◆ **Supplied information**:
** Begin **
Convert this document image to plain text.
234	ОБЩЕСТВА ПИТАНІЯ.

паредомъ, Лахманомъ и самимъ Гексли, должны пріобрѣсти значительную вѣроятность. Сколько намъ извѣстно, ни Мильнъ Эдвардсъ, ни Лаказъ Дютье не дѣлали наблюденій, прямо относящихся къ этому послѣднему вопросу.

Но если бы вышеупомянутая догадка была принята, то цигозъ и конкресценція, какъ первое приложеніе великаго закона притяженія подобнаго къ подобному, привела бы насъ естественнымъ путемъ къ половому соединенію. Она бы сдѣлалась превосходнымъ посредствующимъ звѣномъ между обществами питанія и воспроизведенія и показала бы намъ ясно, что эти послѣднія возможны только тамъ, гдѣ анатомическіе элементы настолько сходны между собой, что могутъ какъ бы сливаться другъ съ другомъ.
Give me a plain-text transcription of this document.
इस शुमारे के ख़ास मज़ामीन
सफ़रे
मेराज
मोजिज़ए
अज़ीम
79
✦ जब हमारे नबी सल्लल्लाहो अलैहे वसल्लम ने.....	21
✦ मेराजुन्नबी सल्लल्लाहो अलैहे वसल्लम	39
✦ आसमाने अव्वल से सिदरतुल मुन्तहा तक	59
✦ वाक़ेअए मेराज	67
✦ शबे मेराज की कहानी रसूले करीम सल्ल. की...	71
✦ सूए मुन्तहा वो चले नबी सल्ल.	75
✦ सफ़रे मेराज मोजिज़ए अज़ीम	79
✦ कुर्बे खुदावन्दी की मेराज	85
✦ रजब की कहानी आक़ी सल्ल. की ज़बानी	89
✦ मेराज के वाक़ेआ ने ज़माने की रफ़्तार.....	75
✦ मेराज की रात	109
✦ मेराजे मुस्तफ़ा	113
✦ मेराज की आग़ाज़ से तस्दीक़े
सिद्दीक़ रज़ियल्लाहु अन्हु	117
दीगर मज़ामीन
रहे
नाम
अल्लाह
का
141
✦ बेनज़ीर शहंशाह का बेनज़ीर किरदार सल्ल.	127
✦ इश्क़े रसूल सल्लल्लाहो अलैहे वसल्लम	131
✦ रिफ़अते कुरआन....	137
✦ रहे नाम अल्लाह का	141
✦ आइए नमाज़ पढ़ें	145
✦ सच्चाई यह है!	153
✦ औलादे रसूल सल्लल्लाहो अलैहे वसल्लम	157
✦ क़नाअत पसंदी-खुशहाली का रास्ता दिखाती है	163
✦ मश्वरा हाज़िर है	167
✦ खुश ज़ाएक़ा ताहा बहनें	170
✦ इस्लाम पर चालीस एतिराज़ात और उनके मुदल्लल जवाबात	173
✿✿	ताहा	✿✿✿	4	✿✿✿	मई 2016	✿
** End **
◆ **Direction**:
Among the entries above, how many lines hold the string "text"? Give the number by itself.

◆ **The reply**:
2